=== Given problem ===
Which lines include the word "color"? Copy each of them.

=== Given information ===

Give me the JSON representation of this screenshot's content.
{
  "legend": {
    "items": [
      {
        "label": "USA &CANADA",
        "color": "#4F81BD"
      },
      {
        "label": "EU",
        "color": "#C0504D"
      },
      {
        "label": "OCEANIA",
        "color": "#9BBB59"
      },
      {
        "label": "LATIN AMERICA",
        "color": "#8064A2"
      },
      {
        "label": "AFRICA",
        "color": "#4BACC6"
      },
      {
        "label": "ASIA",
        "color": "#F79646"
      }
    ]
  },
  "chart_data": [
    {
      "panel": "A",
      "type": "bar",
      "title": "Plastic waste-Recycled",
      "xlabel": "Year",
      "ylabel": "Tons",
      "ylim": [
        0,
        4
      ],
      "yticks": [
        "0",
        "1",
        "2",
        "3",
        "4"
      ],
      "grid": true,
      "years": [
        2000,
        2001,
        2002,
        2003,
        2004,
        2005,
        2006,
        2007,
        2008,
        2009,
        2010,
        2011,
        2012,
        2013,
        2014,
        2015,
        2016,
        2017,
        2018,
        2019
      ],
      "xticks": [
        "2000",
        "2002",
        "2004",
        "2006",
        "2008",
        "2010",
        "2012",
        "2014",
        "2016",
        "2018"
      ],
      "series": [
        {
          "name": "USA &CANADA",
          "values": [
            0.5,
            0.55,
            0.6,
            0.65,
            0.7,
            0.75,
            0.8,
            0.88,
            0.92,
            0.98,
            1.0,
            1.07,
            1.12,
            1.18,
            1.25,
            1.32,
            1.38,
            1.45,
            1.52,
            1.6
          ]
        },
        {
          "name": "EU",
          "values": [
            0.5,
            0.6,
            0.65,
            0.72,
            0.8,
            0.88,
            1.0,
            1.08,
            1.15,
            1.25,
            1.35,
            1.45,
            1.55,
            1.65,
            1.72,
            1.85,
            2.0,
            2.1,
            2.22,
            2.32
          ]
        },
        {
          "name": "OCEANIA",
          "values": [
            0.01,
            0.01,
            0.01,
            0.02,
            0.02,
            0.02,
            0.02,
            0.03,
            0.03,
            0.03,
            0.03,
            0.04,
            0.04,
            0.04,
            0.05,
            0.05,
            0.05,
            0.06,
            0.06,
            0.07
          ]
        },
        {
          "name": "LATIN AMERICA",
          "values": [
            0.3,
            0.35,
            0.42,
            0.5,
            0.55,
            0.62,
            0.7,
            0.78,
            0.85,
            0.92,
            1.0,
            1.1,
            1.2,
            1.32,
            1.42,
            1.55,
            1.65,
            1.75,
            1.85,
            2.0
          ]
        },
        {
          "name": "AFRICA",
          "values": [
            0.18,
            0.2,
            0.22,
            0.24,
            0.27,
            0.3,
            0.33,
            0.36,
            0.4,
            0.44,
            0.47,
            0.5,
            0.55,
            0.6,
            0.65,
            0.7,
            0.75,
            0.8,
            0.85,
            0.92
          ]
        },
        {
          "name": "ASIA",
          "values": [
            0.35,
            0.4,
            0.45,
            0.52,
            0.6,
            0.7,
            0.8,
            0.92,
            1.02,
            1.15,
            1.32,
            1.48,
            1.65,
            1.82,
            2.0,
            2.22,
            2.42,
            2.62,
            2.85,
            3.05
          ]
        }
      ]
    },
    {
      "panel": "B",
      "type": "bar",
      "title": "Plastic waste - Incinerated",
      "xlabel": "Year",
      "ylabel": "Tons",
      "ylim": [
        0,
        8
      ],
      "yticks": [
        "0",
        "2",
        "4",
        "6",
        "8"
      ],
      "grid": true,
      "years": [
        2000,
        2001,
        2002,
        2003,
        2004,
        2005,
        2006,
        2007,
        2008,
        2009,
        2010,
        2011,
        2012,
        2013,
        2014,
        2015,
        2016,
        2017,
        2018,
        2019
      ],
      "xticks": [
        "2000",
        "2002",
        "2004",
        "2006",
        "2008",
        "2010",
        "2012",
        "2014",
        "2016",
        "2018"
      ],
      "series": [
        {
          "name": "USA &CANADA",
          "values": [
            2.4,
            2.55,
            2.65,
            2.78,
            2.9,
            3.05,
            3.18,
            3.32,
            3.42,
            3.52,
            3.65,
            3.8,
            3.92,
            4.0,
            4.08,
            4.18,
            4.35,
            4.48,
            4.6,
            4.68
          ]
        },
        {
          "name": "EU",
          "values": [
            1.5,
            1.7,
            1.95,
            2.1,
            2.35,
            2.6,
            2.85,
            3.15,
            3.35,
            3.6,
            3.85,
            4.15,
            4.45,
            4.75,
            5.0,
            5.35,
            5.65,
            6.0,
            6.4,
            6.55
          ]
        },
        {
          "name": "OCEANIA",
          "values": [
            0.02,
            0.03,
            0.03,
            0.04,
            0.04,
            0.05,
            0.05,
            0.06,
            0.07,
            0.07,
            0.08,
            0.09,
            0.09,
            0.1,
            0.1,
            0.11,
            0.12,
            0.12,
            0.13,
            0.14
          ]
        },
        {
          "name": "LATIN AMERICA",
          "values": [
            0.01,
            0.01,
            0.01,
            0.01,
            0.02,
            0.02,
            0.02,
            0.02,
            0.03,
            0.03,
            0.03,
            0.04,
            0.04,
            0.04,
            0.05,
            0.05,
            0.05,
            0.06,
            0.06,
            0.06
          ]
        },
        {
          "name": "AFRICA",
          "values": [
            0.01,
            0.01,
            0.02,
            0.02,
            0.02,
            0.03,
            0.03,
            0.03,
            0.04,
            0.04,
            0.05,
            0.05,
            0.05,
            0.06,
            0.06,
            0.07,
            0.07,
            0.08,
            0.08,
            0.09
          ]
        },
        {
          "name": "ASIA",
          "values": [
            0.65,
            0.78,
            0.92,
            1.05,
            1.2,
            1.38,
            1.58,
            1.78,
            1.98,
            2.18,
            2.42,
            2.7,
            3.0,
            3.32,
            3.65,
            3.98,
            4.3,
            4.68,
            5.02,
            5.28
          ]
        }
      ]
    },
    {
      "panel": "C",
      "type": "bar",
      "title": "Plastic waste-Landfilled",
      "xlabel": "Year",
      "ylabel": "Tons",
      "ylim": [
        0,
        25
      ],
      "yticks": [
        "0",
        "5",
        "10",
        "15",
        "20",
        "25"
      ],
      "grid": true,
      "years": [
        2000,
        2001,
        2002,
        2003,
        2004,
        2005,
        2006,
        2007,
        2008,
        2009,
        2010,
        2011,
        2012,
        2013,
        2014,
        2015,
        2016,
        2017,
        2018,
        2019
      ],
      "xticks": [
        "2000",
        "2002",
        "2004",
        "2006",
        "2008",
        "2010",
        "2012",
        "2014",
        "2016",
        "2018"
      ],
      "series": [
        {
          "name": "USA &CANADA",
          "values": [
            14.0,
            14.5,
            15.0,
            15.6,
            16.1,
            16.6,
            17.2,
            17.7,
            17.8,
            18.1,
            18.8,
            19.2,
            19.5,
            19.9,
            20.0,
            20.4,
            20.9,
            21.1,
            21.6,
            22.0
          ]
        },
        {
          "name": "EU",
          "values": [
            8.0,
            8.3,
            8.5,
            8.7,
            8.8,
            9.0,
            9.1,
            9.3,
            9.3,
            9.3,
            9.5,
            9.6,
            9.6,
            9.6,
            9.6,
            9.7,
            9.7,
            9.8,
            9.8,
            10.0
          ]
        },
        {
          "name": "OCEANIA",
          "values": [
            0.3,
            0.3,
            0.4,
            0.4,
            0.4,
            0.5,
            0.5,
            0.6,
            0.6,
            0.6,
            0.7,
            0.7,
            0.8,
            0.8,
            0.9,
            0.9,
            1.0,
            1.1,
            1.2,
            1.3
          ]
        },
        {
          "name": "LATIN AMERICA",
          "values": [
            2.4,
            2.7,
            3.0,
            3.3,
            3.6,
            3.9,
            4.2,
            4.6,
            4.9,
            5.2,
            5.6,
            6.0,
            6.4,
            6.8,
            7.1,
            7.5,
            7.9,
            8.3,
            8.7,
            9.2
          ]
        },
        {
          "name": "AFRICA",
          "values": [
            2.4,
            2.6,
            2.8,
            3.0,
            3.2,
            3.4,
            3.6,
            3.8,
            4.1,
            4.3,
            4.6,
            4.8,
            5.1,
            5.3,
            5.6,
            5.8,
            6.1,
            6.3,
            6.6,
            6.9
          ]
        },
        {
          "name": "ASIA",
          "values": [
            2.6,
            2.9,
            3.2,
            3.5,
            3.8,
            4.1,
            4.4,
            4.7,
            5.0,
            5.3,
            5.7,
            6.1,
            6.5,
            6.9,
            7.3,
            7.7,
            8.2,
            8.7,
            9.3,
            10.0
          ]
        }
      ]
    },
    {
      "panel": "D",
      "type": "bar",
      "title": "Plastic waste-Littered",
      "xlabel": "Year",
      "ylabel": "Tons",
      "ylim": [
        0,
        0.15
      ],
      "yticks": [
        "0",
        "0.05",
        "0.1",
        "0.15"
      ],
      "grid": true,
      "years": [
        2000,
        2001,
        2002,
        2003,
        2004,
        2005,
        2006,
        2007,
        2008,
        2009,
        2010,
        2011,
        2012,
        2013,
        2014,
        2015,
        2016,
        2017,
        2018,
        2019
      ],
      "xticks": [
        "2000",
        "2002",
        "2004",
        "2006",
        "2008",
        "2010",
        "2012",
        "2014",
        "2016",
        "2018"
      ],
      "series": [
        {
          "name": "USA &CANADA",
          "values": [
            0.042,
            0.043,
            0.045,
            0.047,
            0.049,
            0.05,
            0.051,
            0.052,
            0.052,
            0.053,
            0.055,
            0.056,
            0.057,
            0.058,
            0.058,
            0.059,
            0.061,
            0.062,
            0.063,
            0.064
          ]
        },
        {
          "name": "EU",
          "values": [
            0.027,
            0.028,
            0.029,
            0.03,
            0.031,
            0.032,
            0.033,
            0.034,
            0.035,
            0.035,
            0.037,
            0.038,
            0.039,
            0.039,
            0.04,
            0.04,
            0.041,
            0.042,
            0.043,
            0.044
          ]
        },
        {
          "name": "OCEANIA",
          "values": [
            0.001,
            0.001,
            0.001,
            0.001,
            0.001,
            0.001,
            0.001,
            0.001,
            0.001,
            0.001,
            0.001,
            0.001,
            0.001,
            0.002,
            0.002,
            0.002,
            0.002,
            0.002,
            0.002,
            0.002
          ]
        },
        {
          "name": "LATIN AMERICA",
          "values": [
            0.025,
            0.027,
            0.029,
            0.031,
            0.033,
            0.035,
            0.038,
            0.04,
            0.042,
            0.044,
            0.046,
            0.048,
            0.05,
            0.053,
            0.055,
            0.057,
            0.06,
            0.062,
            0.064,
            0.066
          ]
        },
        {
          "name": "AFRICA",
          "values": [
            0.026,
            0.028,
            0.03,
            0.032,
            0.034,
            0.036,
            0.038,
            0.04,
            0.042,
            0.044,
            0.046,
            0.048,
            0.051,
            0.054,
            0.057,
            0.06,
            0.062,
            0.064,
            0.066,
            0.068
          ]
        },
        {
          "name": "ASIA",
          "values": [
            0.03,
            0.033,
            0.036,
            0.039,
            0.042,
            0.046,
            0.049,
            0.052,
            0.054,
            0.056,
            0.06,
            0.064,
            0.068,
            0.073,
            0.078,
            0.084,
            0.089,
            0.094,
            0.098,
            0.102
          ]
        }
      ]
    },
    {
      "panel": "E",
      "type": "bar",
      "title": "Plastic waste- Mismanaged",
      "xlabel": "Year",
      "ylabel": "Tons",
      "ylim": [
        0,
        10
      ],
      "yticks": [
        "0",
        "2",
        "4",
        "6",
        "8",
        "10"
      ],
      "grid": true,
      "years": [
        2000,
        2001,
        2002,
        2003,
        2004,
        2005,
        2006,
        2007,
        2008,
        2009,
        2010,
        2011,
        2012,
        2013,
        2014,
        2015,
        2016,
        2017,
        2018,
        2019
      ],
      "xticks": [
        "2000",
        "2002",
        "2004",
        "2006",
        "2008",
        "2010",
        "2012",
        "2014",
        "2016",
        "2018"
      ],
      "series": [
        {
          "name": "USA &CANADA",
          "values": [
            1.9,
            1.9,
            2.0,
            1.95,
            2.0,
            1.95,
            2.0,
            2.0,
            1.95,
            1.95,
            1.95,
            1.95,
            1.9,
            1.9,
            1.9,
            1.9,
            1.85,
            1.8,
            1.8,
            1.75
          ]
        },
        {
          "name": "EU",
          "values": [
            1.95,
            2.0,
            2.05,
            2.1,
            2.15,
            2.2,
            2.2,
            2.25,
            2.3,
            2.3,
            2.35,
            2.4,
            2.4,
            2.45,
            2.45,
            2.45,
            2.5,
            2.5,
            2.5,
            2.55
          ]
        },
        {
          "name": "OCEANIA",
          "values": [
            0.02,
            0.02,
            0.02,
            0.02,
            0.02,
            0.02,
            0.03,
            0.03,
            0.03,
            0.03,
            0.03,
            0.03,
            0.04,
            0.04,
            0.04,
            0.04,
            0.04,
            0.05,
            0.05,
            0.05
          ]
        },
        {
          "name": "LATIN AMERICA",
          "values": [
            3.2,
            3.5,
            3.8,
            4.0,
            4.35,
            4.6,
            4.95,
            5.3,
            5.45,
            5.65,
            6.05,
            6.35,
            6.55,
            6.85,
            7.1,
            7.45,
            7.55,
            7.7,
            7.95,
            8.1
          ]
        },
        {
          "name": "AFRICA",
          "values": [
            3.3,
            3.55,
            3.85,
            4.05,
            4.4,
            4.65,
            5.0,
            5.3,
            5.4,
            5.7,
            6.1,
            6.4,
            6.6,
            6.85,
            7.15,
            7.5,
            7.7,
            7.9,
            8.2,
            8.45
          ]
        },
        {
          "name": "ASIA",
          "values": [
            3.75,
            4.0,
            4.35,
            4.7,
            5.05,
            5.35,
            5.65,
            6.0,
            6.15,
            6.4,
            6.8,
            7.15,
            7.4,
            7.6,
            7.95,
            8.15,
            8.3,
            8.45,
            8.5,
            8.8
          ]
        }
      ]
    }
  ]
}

=== Answer for the task ===
        "color": "#4F81BD"
        "color": "#C0504D"
        "color": "#9BBB59"
        "color": "#8064A2"
        "color": "#4BACC6"
        "color": "#F79646"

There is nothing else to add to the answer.